Repeat the entries below exactly as they appear, with no pictures.

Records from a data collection
** start **

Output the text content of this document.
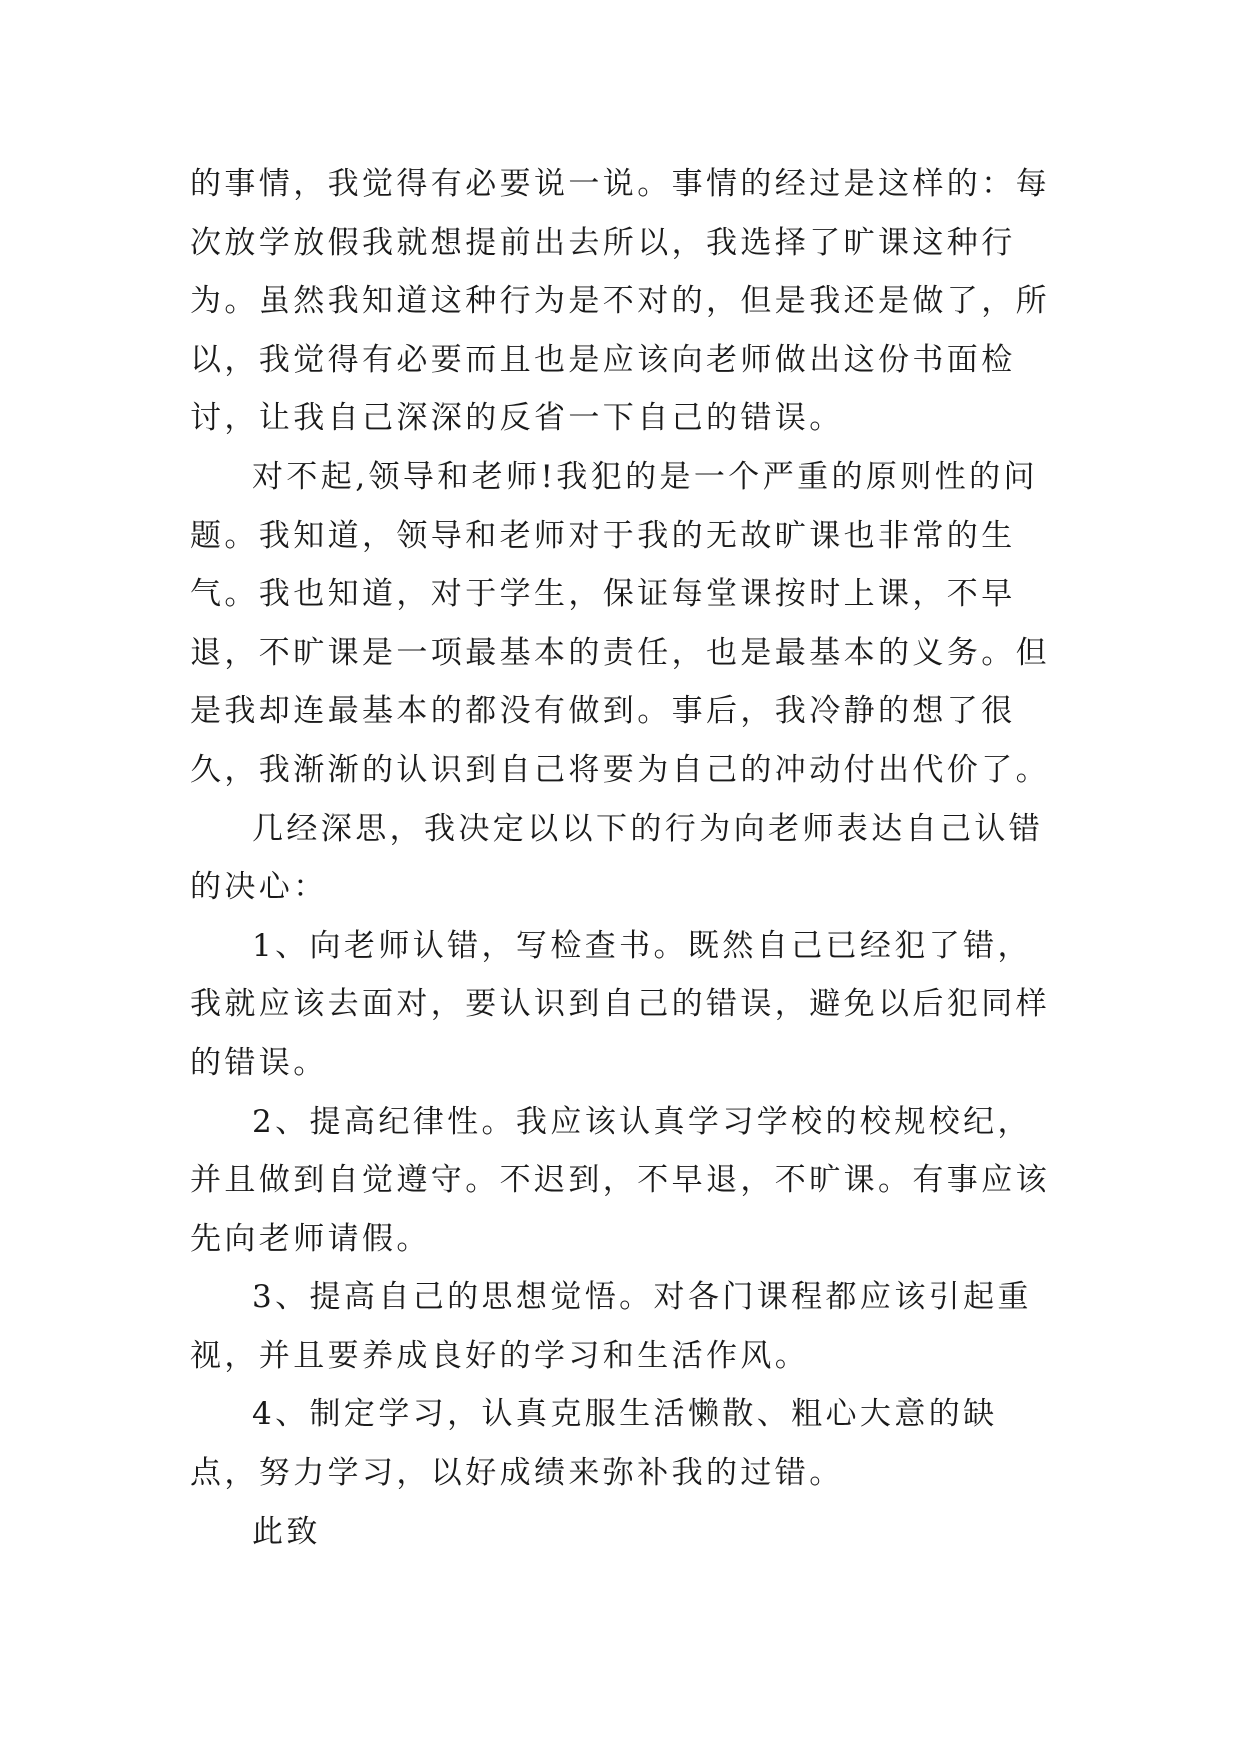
的事情，我觉得有必要说一说。事情的经过是这样的：每次放学放假我就想提前出去所以，我选择了旷课这种行为。虽然我知道这种行为是不对的，但是我还是做了，所以，我觉得有必要而且也是应该向老师做出这份书面检讨，让我自己深深的反省一下自己的错误。

对不起,领导和老师!我犯的是一个严重的原则性的问题。我知道，领导和老师对于我的无故旷课也非常的生气。我也知道，对于学生，保证每堂课按时上课，不早退，不旷课是一项最基本的责任，也是最基本的义务。但是我却连最基本的都没有做到。事后，我冷静的想了很久，我渐渐的认识到自己将要为自己的冲动付出代价了。

几经深思，我决定以以下的行为向老师表达自己认错的决心：

1、向老师认错，写检查书。既然自己已经犯了错，我就应该去面对，要认识到自己的错误，避免以后犯同样的错误。

2、提高纪律性。我应该认真学习学校的校规校纪，并且做到自觉遵守。不迟到，不早退，不旷课。有事应该先向老师请假。

3、提高自己的思想觉悟。对各门课程都应该引起重视，并且要养成良好的学习和生活作风。

4、制定学习，认真克服生活懒散、粗心大意的缺点，努力学习，以好成绩来弥补我的过错。

此致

** end **

# Output of the task:
Output the text content of this document.
的事情，我觉得有必要说一说。事情的经过是这样的：每次放学放假我就想提前出去所以，我选择了旷课这种行为。虽然我知道这种行为是不对的，但是我还是做了，所以，我觉得有必要而且也是应该向老师做出这份书面检讨，让我自己深深的反省一下自己的错误。

对不起,领导和老师!我犯的是一个严重的原则性的问题。我知道，领导和老师对于我的无故旷课也非常的生气。我也知道，对于学生，保证每堂课按时上课，不早退，不旷课是一项最基本的责任，也是最基本的义务。但是我却连最基本的都没有做到。事后，我冷静的想了很久，我渐渐的认识到自己将要为自己的冲动付出代价了。

几经深思，我决定以以下的行为向老师表达自己认错的决心：

1、向老师认错，写检查书。既然自己已经犯了错，我就应该去面对，要认识到自己的错误，避免以后犯同样的错误。

2、提高纪律性。我应该认真学习学校的校规校纪，并且做到自觉遵守。不迟到，不早退，不旷课。有事应该先向老师请假。

3、提高自己的思想觉悟。对各门课程都应该引起重视，并且要养成良好的学习和生活作风。

4、制定学习，认真克服生活懒散、粗心大意的缺点，努力学习，以好成绩来弥补我的过错。

此致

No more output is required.